* _Aim of the exercise_
Reproduce every line of the entries below verbatim, leaving out the pictures.

★ ★ ★ ★ ★

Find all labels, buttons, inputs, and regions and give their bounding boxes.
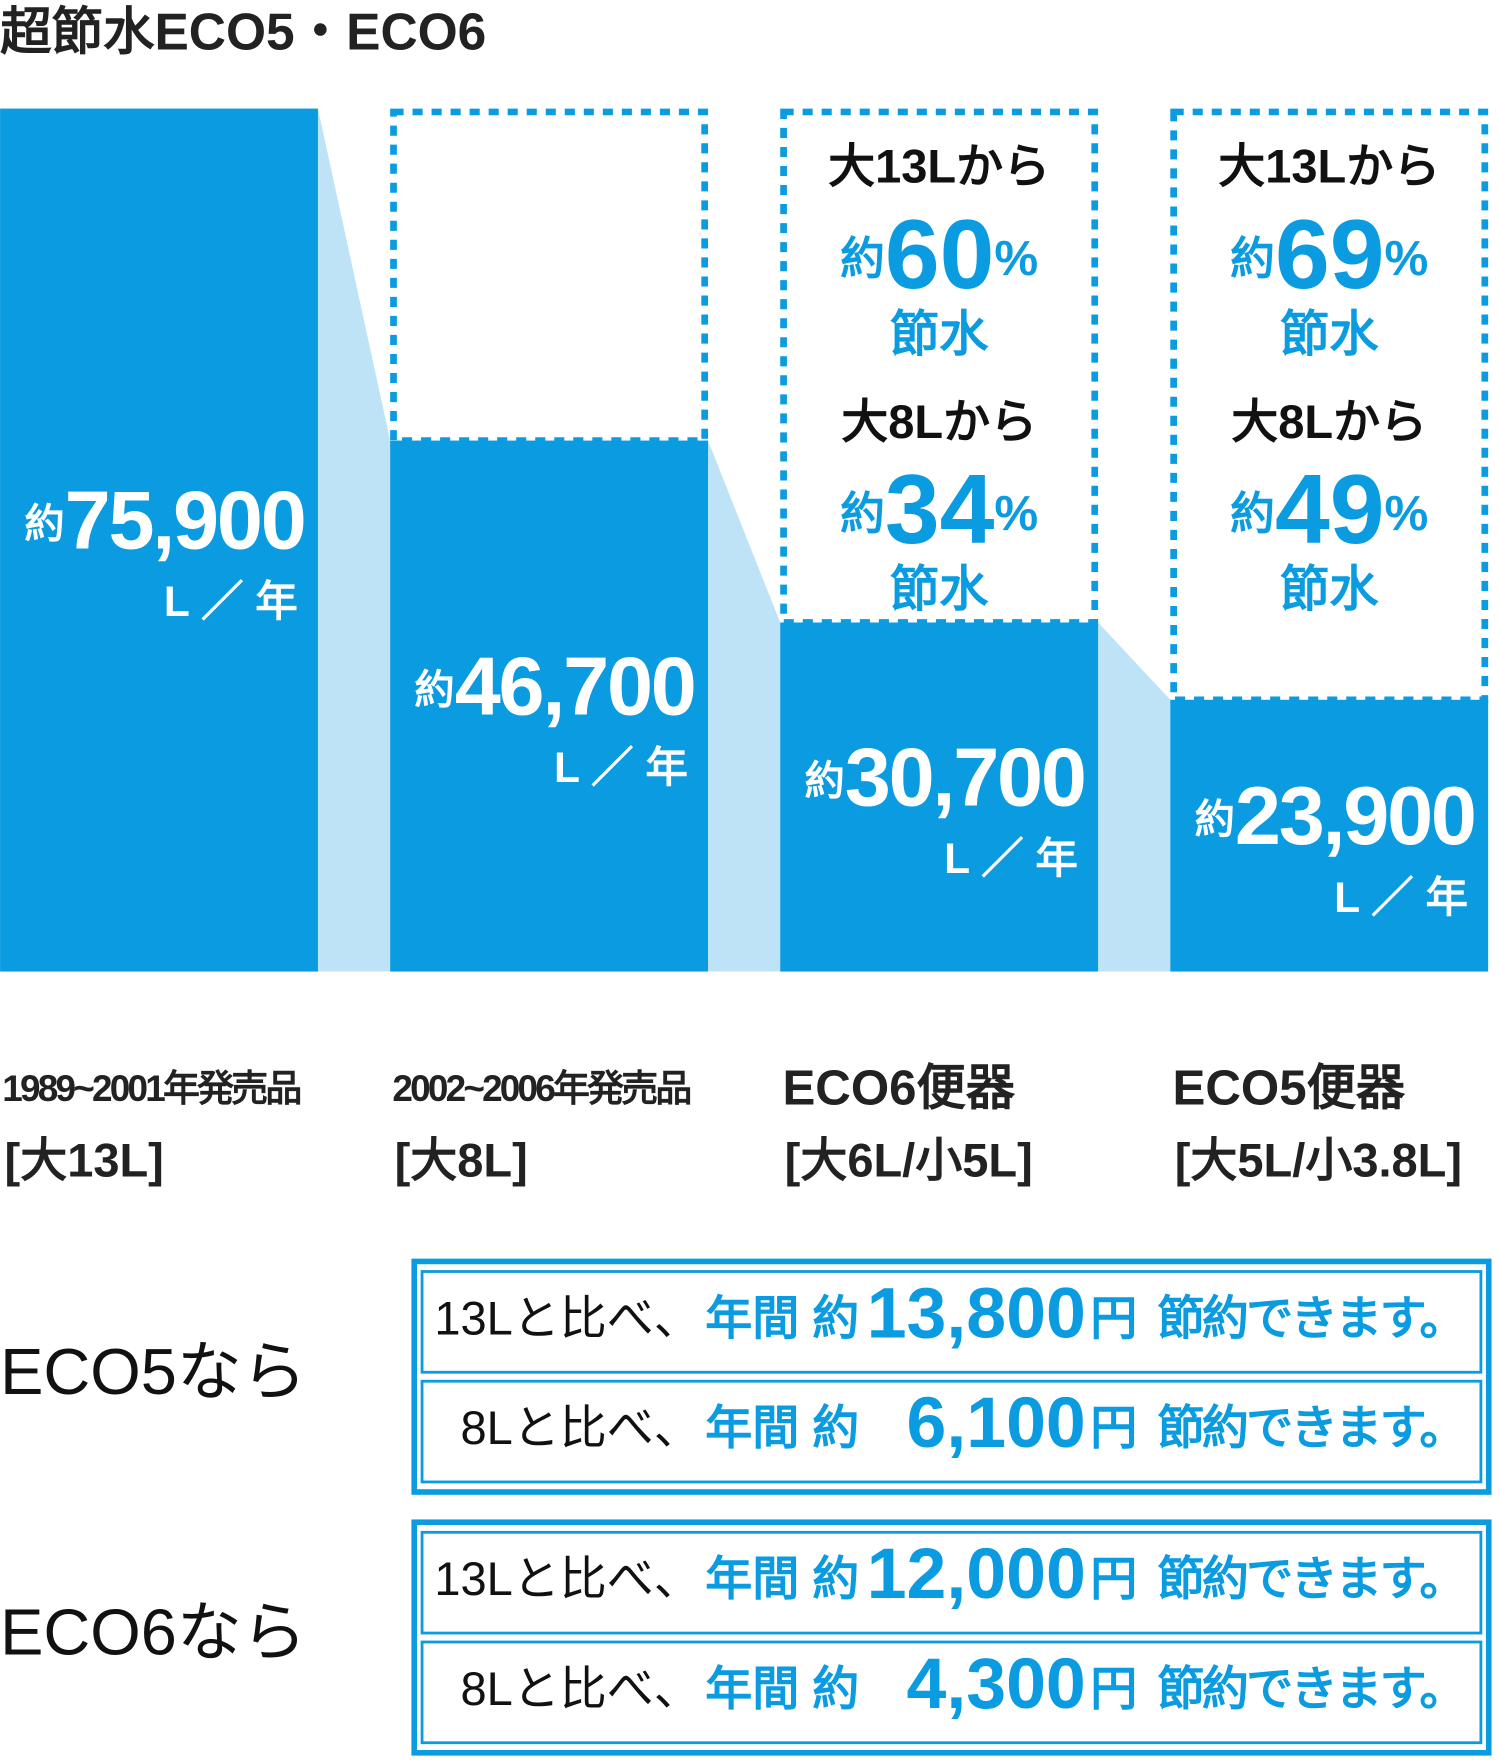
savings-prefix: 約: [1230, 489, 1275, 539]
bar: [390, 440, 709, 972]
value-prefix: 約: [1195, 797, 1235, 842]
savings-percent: 約69%: [1230, 199, 1428, 309]
savings-percent: 約34%: [840, 454, 1038, 564]
value-prefix: 約: [24, 501, 64, 546]
summary-note: 節約できます。: [1157, 1662, 1466, 1715]
summary-period: 年間 約: [705, 1552, 859, 1605]
savings-prefix: 約: [1230, 234, 1275, 284]
bar: [0, 108, 318, 972]
summary-period: 年間 約: [705, 1291, 859, 1344]
value-unit: L ／ 年: [944, 835, 1078, 883]
value-prefix: 約: [414, 667, 454, 712]
summary-note: 節約できます。: [1157, 1291, 1466, 1344]
value-unit: L ／ 年: [1334, 874, 1468, 922]
value-label: 約30,700: [805, 730, 1085, 823]
summary-row: [420, 1379, 1483, 1484]
savings-from: 大13Lから: [1218, 140, 1440, 193]
savings-note: 節水: [890, 307, 989, 362]
category-note: [大6L/小5L]: [785, 1133, 1033, 1186]
category-label: 2002~2006年発売品: [392, 1068, 692, 1109]
summary-row: [420, 1530, 1483, 1635]
savings-unit: %: [994, 231, 1038, 286]
summary-note: 節約できます。: [1157, 1552, 1466, 1605]
summary-period: 年間 約: [705, 1401, 859, 1454]
value-unit: L ／ 年: [554, 744, 688, 792]
summary-note: 節約できます。: [1157, 1401, 1466, 1454]
summary-compare: 8Lと比べ、: [460, 1662, 700, 1715]
value-label: 約75,900: [24, 474, 304, 567]
summary-label: ECO5なら: [0, 1335, 307, 1408]
summary-amount: 13,800: [867, 1273, 1086, 1353]
summary-label: ECO6なら: [0, 1596, 307, 1669]
connector: [1098, 622, 1171, 972]
summary-amount: 12,000: [867, 1534, 1086, 1614]
summary-currency: 円: [1090, 1662, 1137, 1715]
value-prefix: 約: [805, 758, 845, 803]
savings-prefix: 約: [840, 489, 885, 539]
summary-row: [420, 1270, 1483, 1374]
category-label: ECO6便器: [782, 1060, 1015, 1115]
value-number: 46,700: [455, 640, 695, 733]
savings-from: 大13Lから: [828, 140, 1050, 193]
category-note: [大5L/小3.8L]: [1175, 1133, 1462, 1186]
summary-period: 年間 約: [705, 1662, 859, 1715]
category-label: ECO5便器: [1173, 1060, 1406, 1115]
summary-box: [411, 1519, 1492, 1756]
connector: [708, 440, 781, 972]
category-note: [大13L]: [5, 1133, 164, 1186]
savings-value: 60: [885, 199, 995, 309]
value-number: 23,900: [1235, 769, 1475, 862]
summary-compare: 8Lと比べ、: [460, 1401, 700, 1454]
connector: [317, 108, 391, 972]
savings-unit: %: [994, 486, 1038, 541]
summary-currency: 円: [1090, 1401, 1137, 1454]
savings-prefix: 約: [840, 234, 885, 284]
savings-note: 節水: [890, 562, 989, 617]
savings-value: 34: [885, 454, 995, 564]
reference-outline: [390, 108, 709, 444]
savings-note: 節水: [1280, 562, 1379, 617]
value-number: 75,900: [65, 474, 305, 567]
value-label: 約23,900: [1195, 769, 1475, 862]
savings-value: 49: [1275, 454, 1385, 564]
savings-note: 節水: [1280, 307, 1379, 362]
summary-compare: 13Lと比べ、: [434, 1552, 700, 1605]
summary-currency: 円: [1090, 1552, 1137, 1605]
savings-value: 69: [1275, 199, 1385, 309]
savings-from: 大8Lから: [1231, 395, 1427, 448]
summary-amount: 4,300: [907, 1644, 1086, 1724]
savings-percent: 約49%: [1230, 454, 1428, 564]
bar: [1170, 699, 1489, 972]
chart-title: 超節水ECO5・ECO6: [0, 2, 486, 60]
savings-unit: %: [1385, 486, 1429, 541]
summary-amount: 6,100: [907, 1383, 1086, 1463]
summary-compare: 13Lと比べ、: [434, 1291, 700, 1344]
summary-currency: 円: [1090, 1291, 1137, 1344]
savings-unit: %: [1385, 231, 1429, 286]
category-note: [大8L]: [395, 1133, 528, 1186]
bar: [780, 622, 1099, 972]
savings-percent: 約60%: [840, 199, 1038, 309]
savings-from: 大8Lから: [841, 395, 1037, 448]
value-number: 30,700: [845, 730, 1085, 823]
summary-box: [411, 1258, 1492, 1495]
category-label: 1989~2001年発売品: [2, 1068, 302, 1109]
value-unit: L ／ 年: [164, 578, 298, 626]
summary-row: [420, 1640, 1483, 1745]
value-label: 約46,700: [414, 640, 694, 733]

★ ★ ★ ★ ★

* _In response_
Find all labels, buttons, inputs, and regions and give their bounding boxes.
savings-prefix: 約: [1230, 489, 1275, 539]
bar: [390, 440, 709, 972]
value-prefix: 約: [1195, 797, 1235, 842]
savings-percent: 約69%: [1230, 199, 1428, 309]
savings-percent: 約34%: [840, 454, 1038, 564]
value-prefix: 約: [24, 501, 64, 546]
summary-note: 節約できます。: [1157, 1662, 1466, 1715]
summary-period: 年間 約: [705, 1552, 859, 1605]
savings-prefix: 約: [1230, 234, 1275, 284]
bar: [0, 108, 318, 972]
summary-period: 年間 約: [705, 1291, 859, 1344]
value-unit: L ／ 年: [944, 835, 1078, 883]
value-prefix: 約: [414, 667, 454, 712]
summary-note: 節約できます。: [1157, 1291, 1466, 1344]
value-unit: L ／ 年: [1334, 874, 1468, 922]
value-label: 約30,700: [805, 730, 1085, 823]
summary-row: [420, 1379, 1483, 1484]
savings-from: 大13Lから: [1218, 140, 1440, 193]
savings-note: 節水: [890, 307, 989, 362]
category-note: [大6L/小5L]: [785, 1133, 1033, 1186]
category-label: 2002~2006年発売品: [392, 1068, 692, 1109]
summary-row: [420, 1530, 1483, 1635]
savings-unit: %: [994, 231, 1038, 286]
summary-note: 節約できます。: [1157, 1552, 1466, 1605]
summary-period: 年間 約: [705, 1401, 859, 1454]
value-unit: L ／ 年: [554, 744, 688, 792]
summary-note: 節約できます。: [1157, 1401, 1466, 1454]
summary-compare: 8Lと比べ、: [460, 1662, 700, 1715]
value-label: 約75,900: [24, 474, 304, 567]
summary-label: ECO5なら: [0, 1335, 307, 1408]
summary-amount: 13,800: [867, 1273, 1086, 1353]
summary-label: ECO6なら: [0, 1596, 307, 1669]
connector: [1098, 622, 1171, 972]
summary-amount: 12,000: [867, 1534, 1086, 1614]
summary-currency: 円: [1090, 1662, 1137, 1715]
value-prefix: 約: [805, 758, 845, 803]
savings-prefix: 約: [840, 489, 885, 539]
summary-row: [420, 1270, 1483, 1374]
category-label: ECO6便器: [782, 1060, 1015, 1115]
value-number: 46,700: [455, 640, 695, 733]
savings-from: 大13Lから: [828, 140, 1050, 193]
category-note: [大5L/小3.8L]: [1175, 1133, 1462, 1186]
summary-period: 年間 約: [705, 1662, 859, 1715]
category-label: ECO5便器: [1173, 1060, 1406, 1115]
summary-box: [411, 1519, 1492, 1756]
connector: [708, 440, 781, 972]
category-note: [大13L]: [5, 1133, 164, 1186]
savings-value: 60: [885, 199, 995, 309]
value-number: 23,900: [1235, 769, 1475, 862]
summary-compare: 8Lと比べ、: [460, 1401, 700, 1454]
connector: [317, 108, 391, 972]
savings-unit: %: [994, 486, 1038, 541]
summary-currency: 円: [1090, 1401, 1137, 1454]
savings-prefix: 約: [840, 234, 885, 284]
savings-note: 節水: [890, 562, 989, 617]
savings-value: 34: [885, 454, 995, 564]
reference-outline: [390, 108, 709, 444]
savings-note: 節水: [1280, 562, 1379, 617]
value-number: 75,900: [65, 474, 305, 567]
value-label: 約23,900: [1195, 769, 1475, 862]
savings-value: 49: [1275, 454, 1385, 564]
savings-note: 節水: [1280, 307, 1379, 362]
summary-compare: 13Lと比べ、: [434, 1552, 700, 1605]
summary-currency: 円: [1090, 1552, 1137, 1605]
savings-value: 69: [1275, 199, 1385, 309]
savings-from: 大8Lから: [1231, 395, 1427, 448]
summary-amount: 4,300: [907, 1644, 1086, 1724]
savings-percent: 約49%: [1230, 454, 1428, 564]
bar: [1170, 699, 1489, 972]
chart-title: 超節水ECO5・ECO6: [0, 2, 486, 60]
savings-unit: %: [1385, 486, 1429, 541]
summary-amount: 6,100: [907, 1383, 1086, 1463]
summary-compare: 13Lと比べ、: [434, 1291, 700, 1344]
summary-currency: 円: [1090, 1291, 1137, 1344]
savings-unit: %: [1385, 231, 1429, 286]
category-note: [大8L]: [395, 1133, 528, 1186]
bar: [780, 622, 1099, 972]
savings-percent: 約60%: [840, 199, 1038, 309]
savings-from: 大8Lから: [841, 395, 1037, 448]
value-number: 30,700: [845, 730, 1085, 823]
summary-box: [411, 1258, 1492, 1495]
category-label: 1989~2001年発売品: [2, 1068, 302, 1109]
value-unit: L ／ 年: [164, 578, 298, 626]
summary-row: [420, 1640, 1483, 1745]
value-label: 約46,700: [414, 640, 694, 733]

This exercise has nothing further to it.